RECORDED INFORMATION:
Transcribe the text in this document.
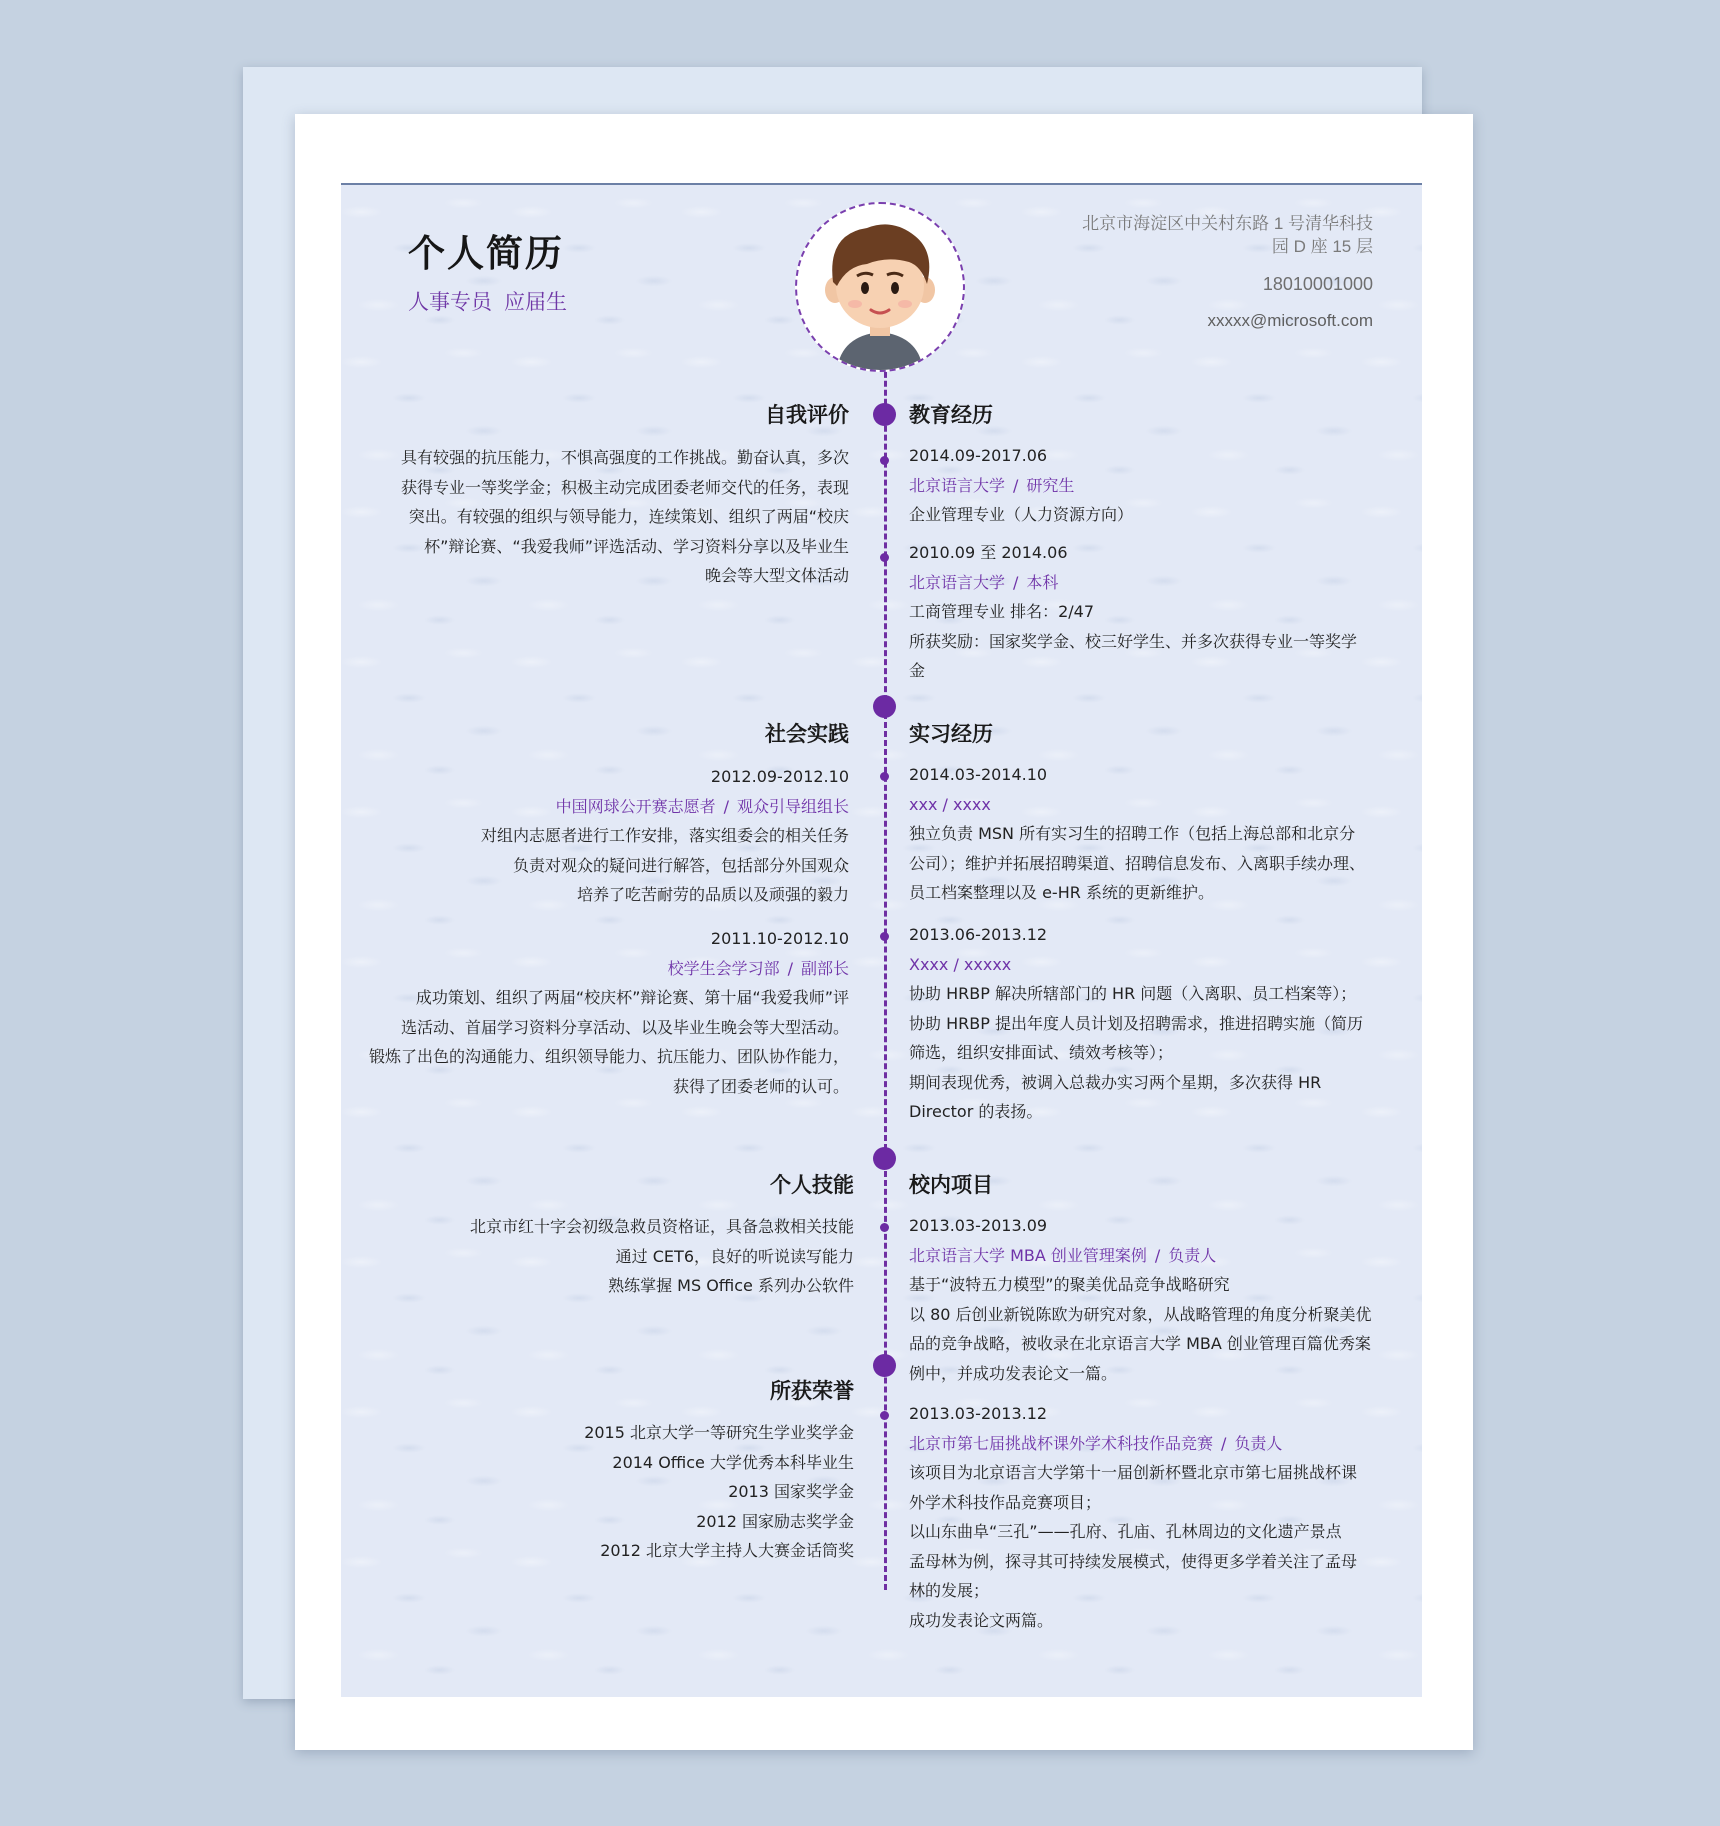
个人简历
人事专员 应届生
北京市海淀区中关村东路 1 号清华科技
园 D 座 15 层
18010001000
xxxxx@microsoft.com
自我评价
具有较强的抗压能力，不惧高强度的工作挑战。勤奋认真，多次
获得专业一等奖学金；积极主动完成团委老师交代的任务，表现
突出。有较强的组织与领导能力，连续策划、组织了两届“校庆
杯”辩论赛、“我爱我师”评选活动、学习资料分享以及毕业生
晚会等大型文体活动
社会实践
2012.09-2012.10
中国网球公开赛志愿者 / 观众引导组组长
对组内志愿者进行工作安排，落实组委会的相关任务
负责对观众的疑问进行解答，包括部分外国观众
培养了吃苦耐劳的品质以及顽强的毅力
2011.10-2012.10
校学生会学习部 / 副部长
成功策划、组织了两届“校庆杯”辩论赛、第十届“我爱我师”评
选活动、首届学习资料分享活动、以及毕业生晚会等大型活动。
锻炼了出色的沟通能力、组织领导能力、抗压能力、团队协作能力，
获得了团委老师的认可。
个人技能
北京市红十字会初级急救员资格证，具备急救相关技能
通过 CET6，良好的听说读写能力
熟练掌握 MS Office 系列办公软件
所获荣誉
2015 北京大学一等研究生学业奖学金
2014 Office 大学优秀本科毕业生
2013 国家奖学金
2012 国家励志奖学金
2012 北京大学主持人大赛金话筒奖
教育经历
2014.09-2017.06
北京语言大学 / 研究生
企业管理专业（人力资源方向）
2010.09 至 2014.06
北京语言大学 / 本科
工商管理专业 排名：2/47
所获奖励：国家奖学金、校三好学生、并多次获得专业一等奖学
金
实习经历
2014.03-2014.10
xxx / xxxx
独立负责 MSN 所有实习生的招聘工作（包括上海总部和北京分
公司）；维护并拓展招聘渠道、招聘信息发布、入离职手续办理、
员工档案整理以及 e-HR 系统的更新维护。
2013.06-2013.12
Xxxx / xxxxx
协助 HRBP 解决所辖部门的 HR 问题（入离职、员工档案等）；
协助 HRBP 提出年度人员计划及招聘需求，推进招聘实施（简历
筛选，组织安排面试、绩效考核等）；
期间表现优秀，被调入总裁办实习两个星期，多次获得 HR
Director 的表扬。
校内项目
2013.03-2013.09
北京语言大学 MBA 创业管理案例 / 负责人
基于“波特五力模型”的聚美优品竞争战略研究
以 80 后创业新锐陈欧为研究对象，从战略管理的角度分析聚美优
品的竞争战略，被收录在北京语言大学 MBA 创业管理百篇优秀案
例中，并成功发表论文一篇。
2013.03-2013.12
北京市第七届挑战杯课外学术科技作品竞赛 / 负责人
该项目为北京语言大学第十一届创新杯暨北京市第七届挑战杯课
外学术科技作品竞赛项目；
以山东曲阜“三孔”——孔府、孔庙、孔林周边的文化遗产景点
孟母林为例，探寻其可持续发展模式，使得更多学着关注了孟母
林的发展；
成功发表论文两篇。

STATED GOAL: The entries above should be reproduced exactly, without their pictures.

RESPONSE TO THE EXERCISE:
Transcribe the text in this document.
个人简历
人事专员 应届生
北京市海淀区中关村东路 1 号清华科技
园 D 座 15 层
18010001000
xxxxx@microsoft.com
自我评价
具有较强的抗压能力，不惧高强度的工作挑战。勤奋认真，多次
获得专业一等奖学金；积极主动完成团委老师交代的任务，表现
突出。有较强的组织与领导能力，连续策划、组织了两届“校庆
杯”辩论赛、“我爱我师”评选活动、学习资料分享以及毕业生
晚会等大型文体活动
社会实践
2012.09-2012.10
中国网球公开赛志愿者 / 观众引导组组长
对组内志愿者进行工作安排，落实组委会的相关任务
负责对观众的疑问进行解答，包括部分外国观众
培养了吃苦耐劳的品质以及顽强的毅力
2011.10-2012.10
校学生会学习部 / 副部长
成功策划、组织了两届“校庆杯”辩论赛、第十届“我爱我师”评
选活动、首届学习资料分享活动、以及毕业生晚会等大型活动。
锻炼了出色的沟通能力、组织领导能力、抗压能力、团队协作能力，
获得了团委老师的认可。
个人技能
北京市红十字会初级急救员资格证，具备急救相关技能
通过 CET6，良好的听说读写能力
熟练掌握 MS Office 系列办公软件
所获荣誉
2015 北京大学一等研究生学业奖学金
2014 Office 大学优秀本科毕业生
2013 国家奖学金
2012 国家励志奖学金
2012 北京大学主持人大赛金话筒奖
教育经历
2014.09-2017.06
北京语言大学 / 研究生
企业管理专业（人力资源方向）
2010.09 至 2014.06
北京语言大学 / 本科
工商管理专业 排名：2/47
所获奖励：国家奖学金、校三好学生、并多次获得专业一等奖学
金
实习经历
2014.03-2014.10
xxx / xxxx
独立负责 MSN 所有实习生的招聘工作（包括上海总部和北京分
公司）；维护并拓展招聘渠道、招聘信息发布、入离职手续办理、
员工档案整理以及 e-HR 系统的更新维护。
2013.06-2013.12
Xxxx / xxxxx
协助 HRBP 解决所辖部门的 HR 问题（入离职、员工档案等）；
协助 HRBP 提出年度人员计划及招聘需求，推进招聘实施（简历
筛选，组织安排面试、绩效考核等）；
期间表现优秀，被调入总裁办实习两个星期，多次获得 HR
Director 的表扬。
校内项目
2013.03-2013.09
北京语言大学 MBA 创业管理案例 / 负责人
基于“波特五力模型”的聚美优品竞争战略研究
以 80 后创业新锐陈欧为研究对象，从战略管理的角度分析聚美优
品的竞争战略，被收录在北京语言大学 MBA 创业管理百篇优秀案
例中，并成功发表论文一篇。
2013.03-2013.12
北京市第七届挑战杯课外学术科技作品竞赛 / 负责人
该项目为北京语言大学第十一届创新杯暨北京市第七届挑战杯课
外学术科技作品竞赛项目；
以山东曲阜“三孔”——孔府、孔庙、孔林周边的文化遗产景点
孟母林为例，探寻其可持续发展模式，使得更多学着关注了孟母
林的发展；
成功发表论文两篇。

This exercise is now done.